A run of records
◇ ◇ ◇ ◇ ◇
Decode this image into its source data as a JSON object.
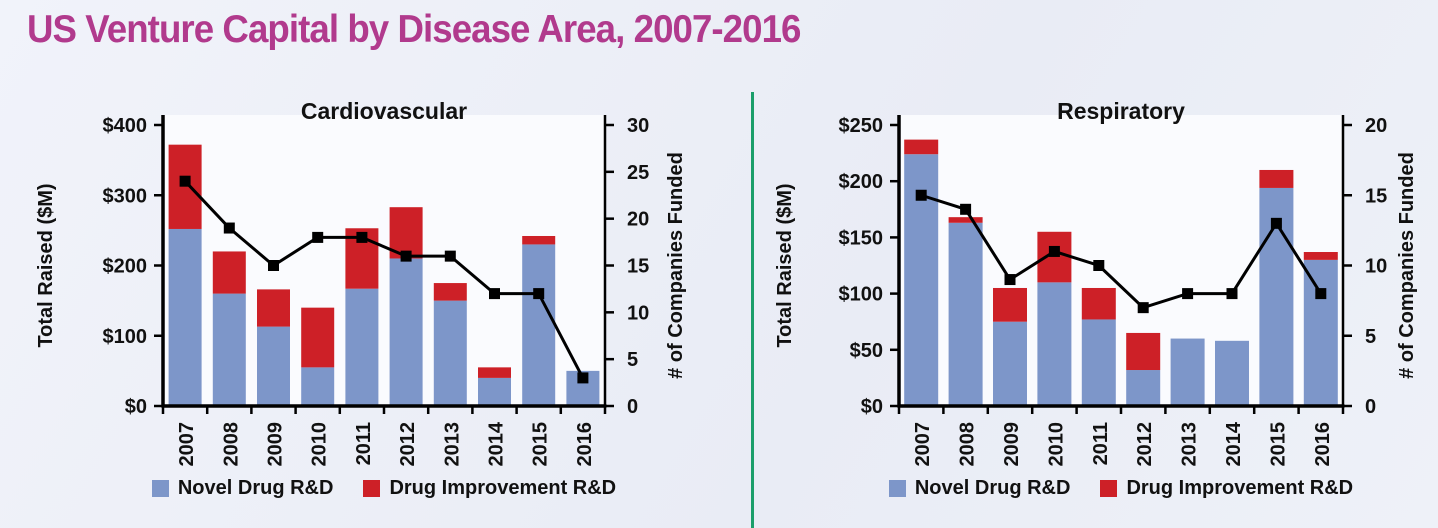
{
  "title": "US Venture Capital by Disease Area, 2007-2016",
  "divider_color": "#1b9e6a",
  "title_color": "#b13a8d",
  "chart_data": [
    {
      "type": "bar",
      "subtype": "stacked-bar-with-line-overlay",
      "title": "Cardiovascular",
      "categories": [
        "2007",
        "2008",
        "2009",
        "2010",
        "2011",
        "2012",
        "2013",
        "2014",
        "2015",
        "2016"
      ],
      "series": [
        {
          "name": "Novel Drug R&D",
          "color": "#7d96c9",
          "values": [
            252,
            160,
            113,
            55,
            167,
            210,
            150,
            40,
            230,
            50
          ]
        },
        {
          "name": "Drug Improvement R&D",
          "color": "#cd2027",
          "values": [
            120,
            60,
            53,
            85,
            86,
            73,
            25,
            15,
            12,
            0
          ]
        }
      ],
      "line_series": {
        "name": "# of Companies Funded",
        "color": "#000000",
        "values": [
          24,
          19,
          15,
          18,
          18,
          16,
          16,
          12,
          12,
          3
        ]
      },
      "left_axis": {
        "label": "Total Raised ($M)",
        "min": 0,
        "max": 400,
        "step": 100,
        "tick_prefix": "$"
      },
      "right_axis": {
        "label": "# of Companies Funded",
        "min": 0,
        "max": 30,
        "step": 5
      },
      "grid": false,
      "legend_position": "bottom"
    },
    {
      "type": "bar",
      "subtype": "stacked-bar-with-line-overlay",
      "title": "Respiratory",
      "categories": [
        "2007",
        "2008",
        "2009",
        "2010",
        "2011",
        "2012",
        "2013",
        "2014",
        "2015",
        "2016"
      ],
      "series": [
        {
          "name": "Novel Drug R&D",
          "color": "#7d96c9",
          "values": [
            224,
            163,
            75,
            110,
            77,
            32,
            60,
            58,
            194,
            130
          ]
        },
        {
          "name": "Drug Improvement R&D",
          "color": "#cd2027",
          "values": [
            13,
            5,
            30,
            45,
            28,
            33,
            0,
            0,
            16,
            7
          ]
        }
      ],
      "line_series": {
        "name": "# of Companies Funded",
        "color": "#000000",
        "values": [
          15,
          14,
          9,
          11,
          10,
          7,
          8,
          8,
          13,
          8
        ]
      },
      "left_axis": {
        "label": "Total Raised ($M)",
        "min": 0,
        "max": 250,
        "step": 50,
        "tick_prefix": "$"
      },
      "right_axis": {
        "label": "# of Companies Funded",
        "min": 0,
        "max": 20,
        "step": 5
      },
      "grid": false,
      "legend_position": "bottom"
    }
  ]
}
◇ ◇ ◇ ◇ ◇
STATED EXERCISE: Every entry must be written out exactly, with all pictures left out.

SOLVED PROBLEM:
Decode this image into its source data as a JSON object.
{
  "title": "US Venture Capital by Disease Area, 2007-2016",
  "divider_color": "#1b9e6a",
  "title_color": "#b13a8d",
  "chart_data": [
    {
      "type": "bar",
      "subtype": "stacked-bar-with-line-overlay",
      "title": "Cardiovascular",
      "categories": [
        "2007",
        "2008",
        "2009",
        "2010",
        "2011",
        "2012",
        "2013",
        "2014",
        "2015",
        "2016"
      ],
      "series": [
        {
          "name": "Novel Drug R&D",
          "color": "#7d96c9",
          "values": [
            252,
            160,
            113,
            55,
            167,
            210,
            150,
            40,
            230,
            50
          ]
        },
        {
          "name": "Drug Improvement R&D",
          "color": "#cd2027",
          "values": [
            120,
            60,
            53,
            85,
            86,
            73,
            25,
            15,
            12,
            0
          ]
        }
      ],
      "line_series": {
        "name": "# of Companies Funded",
        "color": "#000000",
        "values": [
          24,
          19,
          15,
          18,
          18,
          16,
          16,
          12,
          12,
          3
        ]
      },
      "left_axis": {
        "label": "Total Raised ($M)",
        "min": 0,
        "max": 400,
        "step": 100,
        "tick_prefix": "$"
      },
      "right_axis": {
        "label": "# of Companies Funded",
        "min": 0,
        "max": 30,
        "step": 5
      },
      "grid": false,
      "legend_position": "bottom"
    },
    {
      "type": "bar",
      "subtype": "stacked-bar-with-line-overlay",
      "title": "Respiratory",
      "categories": [
        "2007",
        "2008",
        "2009",
        "2010",
        "2011",
        "2012",
        "2013",
        "2014",
        "2015",
        "2016"
      ],
      "series": [
        {
          "name": "Novel Drug R&D",
          "color": "#7d96c9",
          "values": [
            224,
            163,
            75,
            110,
            77,
            32,
            60,
            58,
            194,
            130
          ]
        },
        {
          "name": "Drug Improvement R&D",
          "color": "#cd2027",
          "values": [
            13,
            5,
            30,
            45,
            28,
            33,
            0,
            0,
            16,
            7
          ]
        }
      ],
      "line_series": {
        "name": "# of Companies Funded",
        "color": "#000000",
        "values": [
          15,
          14,
          9,
          11,
          10,
          7,
          8,
          8,
          13,
          8
        ]
      },
      "left_axis": {
        "label": "Total Raised ($M)",
        "min": 0,
        "max": 250,
        "step": 50,
        "tick_prefix": "$"
      },
      "right_axis": {
        "label": "# of Companies Funded",
        "min": 0,
        "max": 20,
        "step": 5
      },
      "grid": false,
      "legend_position": "bottom"
    }
  ]
}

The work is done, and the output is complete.